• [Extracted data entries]
^^^^^^^^^^^^^^^^
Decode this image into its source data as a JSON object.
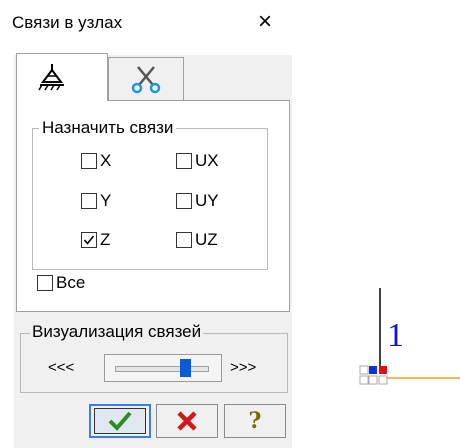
{
  "window": {
    "title": "Связи в узлах",
    "close_glyph": "×"
  },
  "tabs": [
    {
      "icon": "support-constraint-icon",
      "active": true
    },
    {
      "icon": "scissors-icon",
      "active": false
    }
  ],
  "assign_group": {
    "legend": "Назначить связи",
    "checkboxes": [
      {
        "label": "X",
        "checked": false
      },
      {
        "label": "UX",
        "checked": false
      },
      {
        "label": "Y",
        "checked": false
      },
      {
        "label": "UY",
        "checked": false
      },
      {
        "label": "Z",
        "checked": true
      },
      {
        "label": "UZ",
        "checked": false
      }
    ]
  },
  "all_checkbox": {
    "label": "Все",
    "checked": false
  },
  "visualization": {
    "legend": "Визуализация связей",
    "left_arrow": "<<<",
    "right_arrow": ">>>",
    "slider_level": 0.8
  },
  "buttons": {
    "ok_icon": "checkmark-icon",
    "cancel_icon": "red-x-icon",
    "help_label": "?"
  },
  "viewport": {
    "node_number": "1",
    "colors": {
      "node_number": "#1010e0",
      "member_line": "#f0a020",
      "dof_blue": "#1030e0",
      "dof_red": "#e01010"
    }
  }
}
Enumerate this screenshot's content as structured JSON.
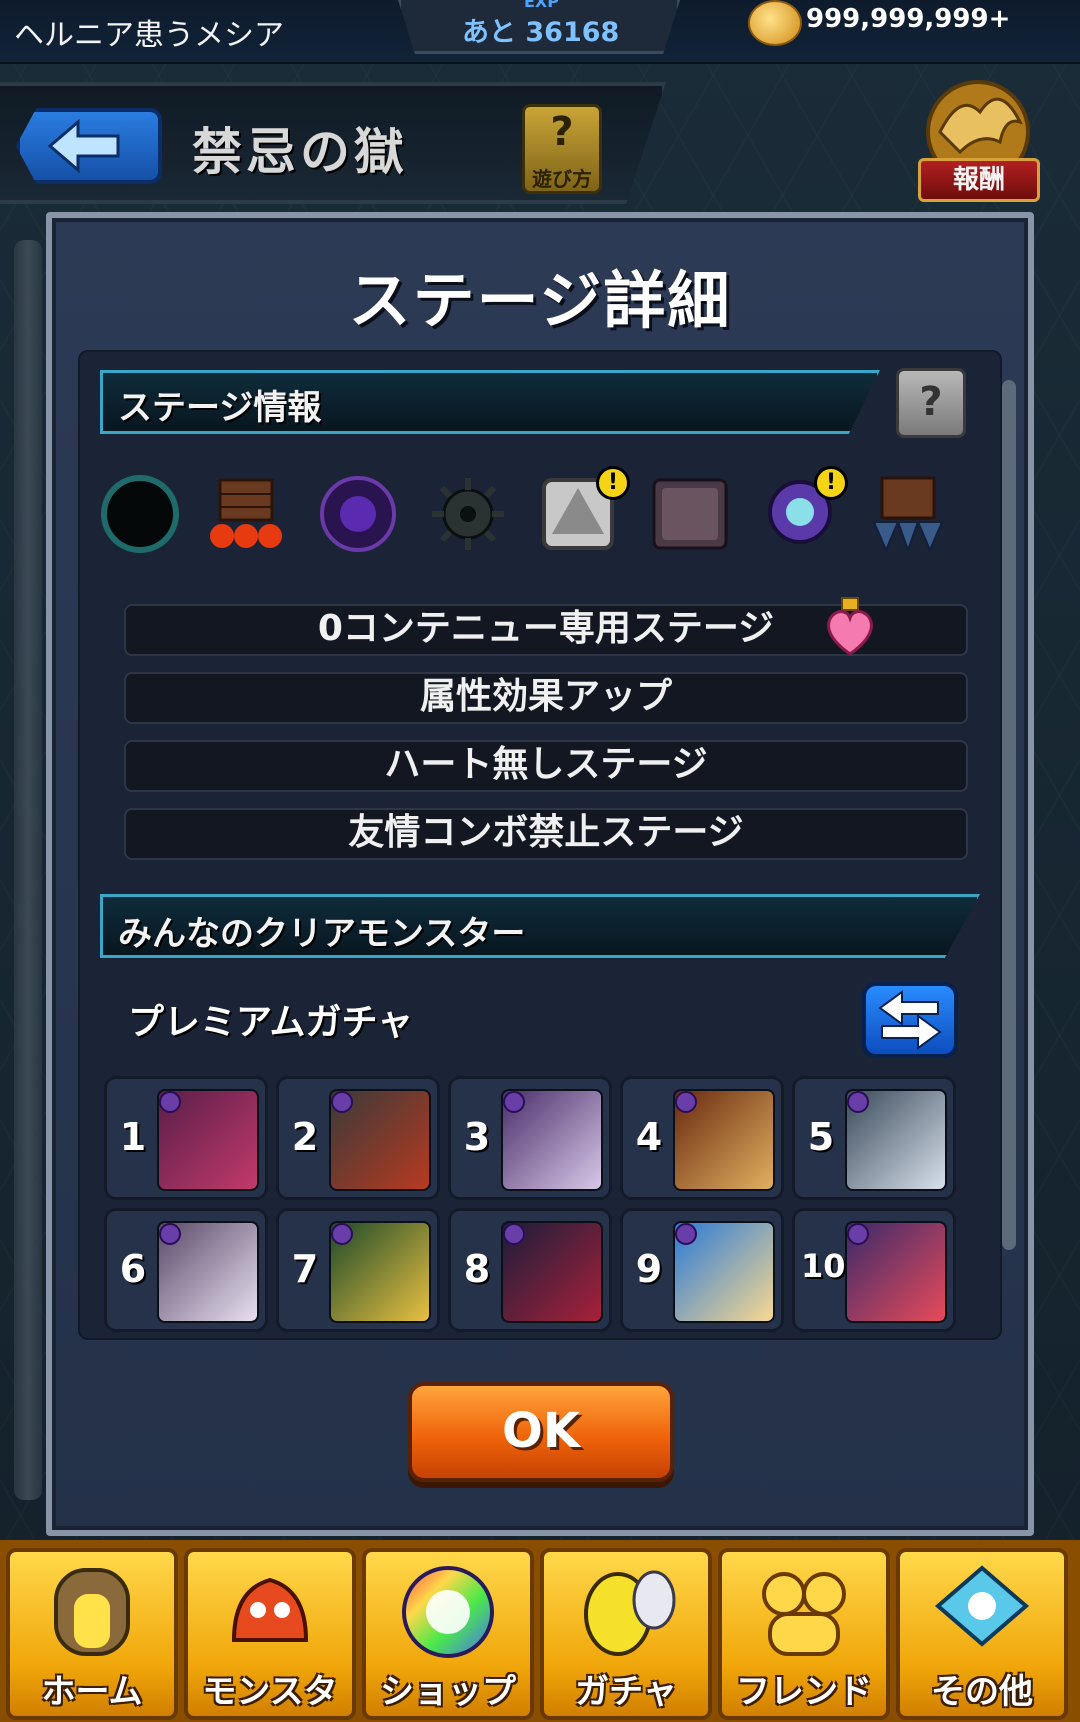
{
  "status": {
    "player_name": "ヘルニア患うメシア",
    "exp_label": "EXP",
    "exp_remaining": "あと 36168",
    "coins": "999,999,999+"
  },
  "header": {
    "title": "禁忌の獄",
    "howto_q": "?",
    "howto_label": "遊び方",
    "reward_label": "報酬"
  },
  "modal": {
    "title": "ステージ詳細",
    "stage_info_header": "ステージ情報",
    "help_label": "?",
    "gimmicks": [
      {
        "icon": "black-hole-icon",
        "warning": false
      },
      {
        "icon": "damage-wall-icon",
        "warning": false
      },
      {
        "icon": "warp-icon",
        "warning": false
      },
      {
        "icon": "mine-icon",
        "warning": false
      },
      {
        "icon": "block-icon",
        "warning": true
      },
      {
        "icon": "panel-icon",
        "warning": false
      },
      {
        "icon": "shield-icon",
        "warning": true
      },
      {
        "icon": "spike-wall-icon",
        "warning": false
      }
    ],
    "warning_mark": "!",
    "conditions": [
      "0コンテニュー専用ステージ",
      "属性効果アップ",
      "ハート無しステージ",
      "友情コンボ禁止ステージ"
    ],
    "clear_header": "みんなのクリアモンスター",
    "gacha_label": "プレミアムガチャ",
    "monsters": [
      {
        "rank": "1",
        "colors": [
          "#5a1e4a",
          "#c23a6a"
        ]
      },
      {
        "rank": "2",
        "colors": [
          "#3a3a3a",
          "#b83a20"
        ]
      },
      {
        "rank": "3",
        "colors": [
          "#4a2e6a",
          "#d8c8e8"
        ]
      },
      {
        "rank": "4",
        "colors": [
          "#6a2a10",
          "#e0b060"
        ]
      },
      {
        "rank": "5",
        "colors": [
          "#3a4a5a",
          "#d8e0ec"
        ]
      },
      {
        "rank": "6",
        "colors": [
          "#5a4a6a",
          "#e8e0f0"
        ]
      },
      {
        "rank": "7",
        "colors": [
          "#1e4a2a",
          "#e8c040"
        ]
      },
      {
        "rank": "8",
        "colors": [
          "#1a1e3a",
          "#a8203a"
        ]
      },
      {
        "rank": "9",
        "colors": [
          "#2a7ad8",
          "#f8d890"
        ]
      },
      {
        "rank": "10",
        "colors": [
          "#3a2a6a",
          "#e84a5a"
        ]
      }
    ],
    "ok_label": "OK"
  },
  "nav": [
    {
      "label": "ホーム",
      "icon": "home-gate-icon"
    },
    {
      "label": "モンスター",
      "icon": "dragon-icon"
    },
    {
      "label": "ショップ",
      "icon": "rainbow-orb-icon"
    },
    {
      "label": "ガチャ",
      "icon": "egg-icon"
    },
    {
      "label": "フレンド",
      "icon": "friends-icon"
    },
    {
      "label": "その他",
      "icon": "other-icon"
    }
  ],
  "colors": {
    "accent_blue": "#3aa6c8",
    "ok_orange": "#f0640a",
    "nav_yellow": "#ffd84a",
    "warning_yellow": "#f5d315"
  }
}
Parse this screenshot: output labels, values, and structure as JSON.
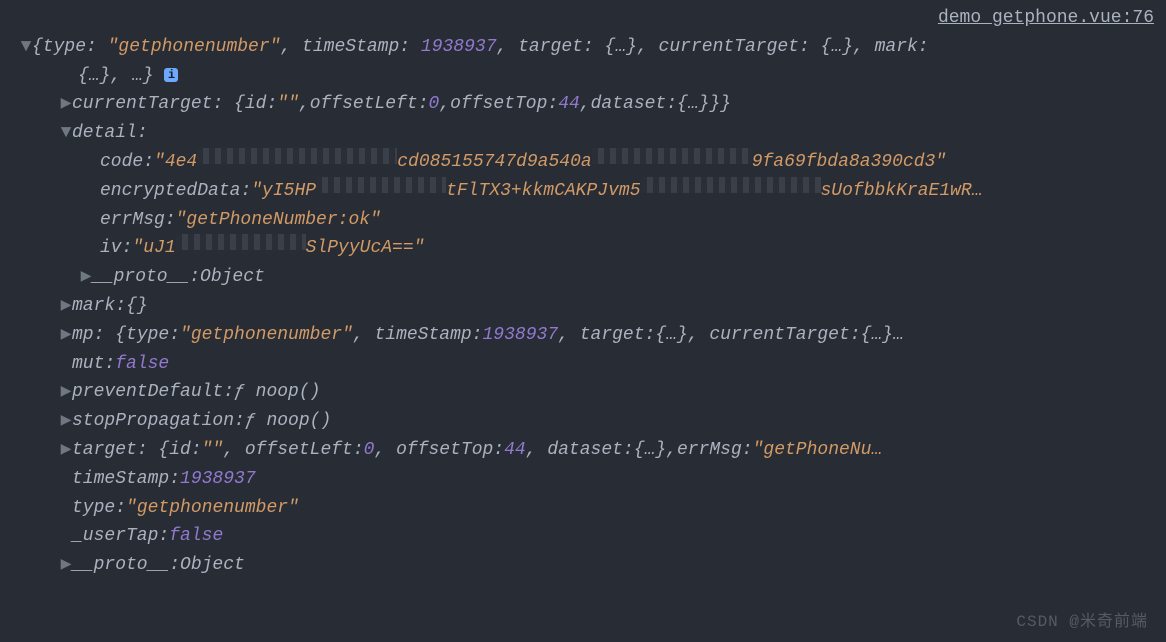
{
  "source": {
    "file": "demo_getphone.vue",
    "line": "76"
  },
  "summary": {
    "prefix": "{type: ",
    "type": "\"getphonenumber\"",
    "mid1": ", timeStamp: ",
    "ts": "1938937",
    "mid2": ", target: ",
    "target": "{…}",
    "mid3": ", currentTarget: ",
    "ct": "{…}",
    "mid4": ", mark: ",
    "mark": "{…}",
    "end": ", …}"
  },
  "currentTarget": {
    "label": "currentTarget",
    "id_key": "id",
    "id_val": "\"\"",
    "ol_key": "offsetLeft",
    "ol_val": "0",
    "ot_key": "offsetTop",
    "ot_val": "44",
    "ds_key": "dataset",
    "ds_val": "{…}"
  },
  "detail": {
    "label": "detail",
    "code_key": "code",
    "code_a": "\"4e4",
    "code_b": "cd085155747d9a540a",
    "code_c": "9fa69fbda8a390cd3\"",
    "enc_key": "encryptedData",
    "enc_a": "\"yI5HP",
    "enc_b": "tFlTX3+kkmCAKPJvm5",
    "enc_c": "sUofbbkKraE1wR…",
    "err_key": "errMsg",
    "err_val": "\"getPhoneNumber:ok\"",
    "iv_key": "iv",
    "iv_a": "\"uJ1",
    "iv_b": "SlPyyUcA==\"",
    "proto_key": "__proto__",
    "proto_val": "Object"
  },
  "mark": {
    "label": "mark",
    "val": "{}"
  },
  "mp": {
    "label": "mp",
    "type": "\"getphonenumber\"",
    "ts": "1938937",
    "target": "{…}",
    "ct": "{…}"
  },
  "mut": {
    "label": "mut",
    "val": "false"
  },
  "preventDefault": {
    "label": "preventDefault",
    "fn": "ƒ noop()"
  },
  "stopPropagation": {
    "label": "stopPropagation",
    "fn": "ƒ noop()"
  },
  "target": {
    "label": "target",
    "id_val": "\"\"",
    "ol_val": "0",
    "ot_val": "44",
    "ds_val": "{…}",
    "err_key": "errMsg",
    "err_val": "\"getPhoneNu…"
  },
  "timeStamp": {
    "label": "timeStamp",
    "val": "1938937"
  },
  "type": {
    "label": "type",
    "val": "\"getphonenumber\""
  },
  "userTap": {
    "label": "_userTap",
    "val": "false"
  },
  "proto": {
    "label": "__proto__",
    "val": "Object"
  },
  "watermark": "CSDN @米奇前端"
}
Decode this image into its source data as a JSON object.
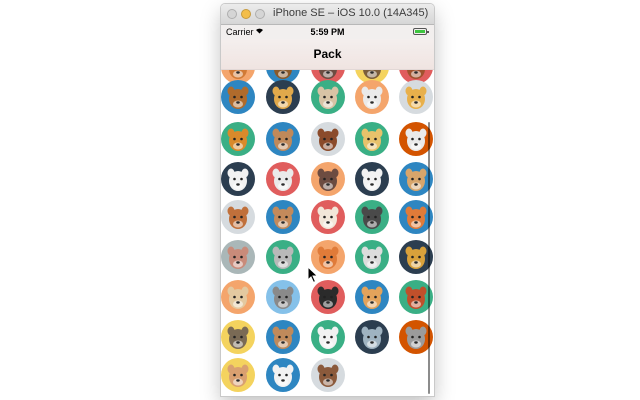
{
  "window": {
    "title": "iPhone SE – iOS 10.0 (14A345)"
  },
  "status_bar": {
    "carrier": "Carrier",
    "time": "5:59 PM"
  },
  "nav": {
    "title": "Pack"
  },
  "colors": {
    "nav_background": "#f2e8e6",
    "scroll_indicator": "#6f6f6f"
  },
  "animals": [
    {
      "name": "partial-top-1",
      "bg": "#f4a56c",
      "face": "#d17a35",
      "row": 0,
      "col": 0
    },
    {
      "name": "partial-top-2",
      "bg": "#2e86c1",
      "face": "#8a5a2b",
      "row": 0,
      "col": 1
    },
    {
      "name": "partial-top-3",
      "bg": "#e05d5d",
      "face": "#6d4c41",
      "row": 0,
      "col": 2
    },
    {
      "name": "partial-top-4",
      "bg": "#f4d35e",
      "face": "#7b5e3b",
      "row": 0,
      "col": 3
    },
    {
      "name": "partial-top-5",
      "bg": "#e05d5d",
      "face": "#a0522d",
      "row": 0,
      "col": 4
    },
    {
      "name": "deer",
      "bg": "#2e86c1",
      "face": "#b06b2c",
      "row": 1,
      "col": 0
    },
    {
      "name": "cheetah",
      "bg": "#2c3e50",
      "face": "#e1a94b",
      "row": 1,
      "col": 1
    },
    {
      "name": "goat",
      "bg": "#3aaf85",
      "face": "#d8c3a5",
      "row": 1,
      "col": 2
    },
    {
      "name": "zebra",
      "bg": "#f4a56c",
      "face": "#eaeaea",
      "row": 1,
      "col": 3
    },
    {
      "name": "giraffe",
      "bg": "#d6dbdf",
      "face": "#e8b04b",
      "row": 1,
      "col": 4
    },
    {
      "name": "lion",
      "bg": "#3aaf85",
      "face": "#d98a2b",
      "row": 2,
      "col": 0
    },
    {
      "name": "bull",
      "bg": "#2e86c1",
      "face": "#c0895a",
      "row": 2,
      "col": 1
    },
    {
      "name": "horse",
      "bg": "#d6dbdf",
      "face": "#8b4b2b",
      "row": 2,
      "col": 2
    },
    {
      "name": "jaguar",
      "bg": "#3aaf85",
      "face": "#e8c26b",
      "row": 2,
      "col": 3
    },
    {
      "name": "ibex",
      "bg": "#d35400",
      "face": "#eaeaea",
      "row": 2,
      "col": 4
    },
    {
      "name": "polar-bear",
      "bg": "#2c3e50",
      "face": "#f2f2f2",
      "row": 3,
      "col": 0
    },
    {
      "name": "antelope",
      "bg": "#e05d5d",
      "face": "#eaeaea",
      "row": 3,
      "col": 1
    },
    {
      "name": "bear",
      "bg": "#f4a56c",
      "face": "#6d4c41",
      "row": 3,
      "col": 2
    },
    {
      "name": "dog",
      "bg": "#2c3e50",
      "face": "#f2f2f2",
      "row": 3,
      "col": 3
    },
    {
      "name": "lynx",
      "bg": "#2e86c1",
      "face": "#d7a56b",
      "row": 3,
      "col": 4
    },
    {
      "name": "monkey",
      "bg": "#d6dbdf",
      "face": "#c0703b",
      "row": 4,
      "col": 0
    },
    {
      "name": "kangaroo",
      "bg": "#2e86c1",
      "face": "#c48a5b",
      "row": 4,
      "col": 1
    },
    {
      "name": "spaniel",
      "bg": "#e05d5d",
      "face": "#f2e6d9",
      "row": 4,
      "col": 2
    },
    {
      "name": "ram",
      "bg": "#3aaf85",
      "face": "#4a4a4a",
      "row": 4,
      "col": 3
    },
    {
      "name": "fox",
      "bg": "#2e86c1",
      "face": "#e07b39",
      "row": 4,
      "col": 4
    },
    {
      "name": "hippo",
      "bg": "#aab7b8",
      "face": "#c98b7a",
      "row": 5,
      "col": 0
    },
    {
      "name": "koala",
      "bg": "#3aaf85",
      "face": "#b9b9b9",
      "row": 5,
      "col": 1
    },
    {
      "name": "orangutan",
      "bg": "#f4a56c",
      "face": "#e07b39",
      "row": 5,
      "col": 2
    },
    {
      "name": "lemur",
      "bg": "#3aaf85",
      "face": "#dcdcdc",
      "row": 5,
      "col": 3
    },
    {
      "name": "lion-cub",
      "bg": "#2c3e50",
      "face": "#d9a13b",
      "row": 5,
      "col": 4
    },
    {
      "name": "pug",
      "bg": "#f4a56c",
      "face": "#e3c9a0",
      "row": 6,
      "col": 0
    },
    {
      "name": "wolf",
      "bg": "#85c1e9",
      "face": "#8a8a8a",
      "row": 6,
      "col": 1
    },
    {
      "name": "penguin",
      "bg": "#e05d5d",
      "face": "#2b2b2b",
      "row": 6,
      "col": 2
    },
    {
      "name": "retriever",
      "bg": "#2e86c1",
      "face": "#e3a35b",
      "row": 6,
      "col": 3
    },
    {
      "name": "red-panda",
      "bg": "#3aaf85",
      "face": "#c0502b",
      "row": 6,
      "col": 4
    },
    {
      "name": "hyena",
      "bg": "#f4d35e",
      "face": "#7a6a55",
      "row": 7,
      "col": 0
    },
    {
      "name": "coyote",
      "bg": "#2e86c1",
      "face": "#c08a5b",
      "row": 7,
      "col": 1
    },
    {
      "name": "cow",
      "bg": "#3aaf85",
      "face": "#f2f2f2",
      "row": 7,
      "col": 2
    },
    {
      "name": "shark",
      "bg": "#2c3e50",
      "face": "#9fb3c1",
      "row": 7,
      "col": 3
    },
    {
      "name": "raccoon",
      "bg": "#d35400",
      "face": "#9b9b9b",
      "row": 7,
      "col": 4
    },
    {
      "name": "hamster",
      "bg": "#f4d35e",
      "face": "#d9a070",
      "row": 8,
      "col": 0
    },
    {
      "name": "calf",
      "bg": "#2e86c1",
      "face": "#f2f2f2",
      "row": 8,
      "col": 1
    },
    {
      "name": "otter",
      "bg": "#d6dbdf",
      "face": "#8b5a3c",
      "row": 8,
      "col": 2
    }
  ]
}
^^^^^^^^^^^^^^^^
• [SHORT TASK] Where a line holds "preventDefault", copy that line.

• [WRITTEN ANSWER]
  "preventDefault": {
    "label": "preventDefault",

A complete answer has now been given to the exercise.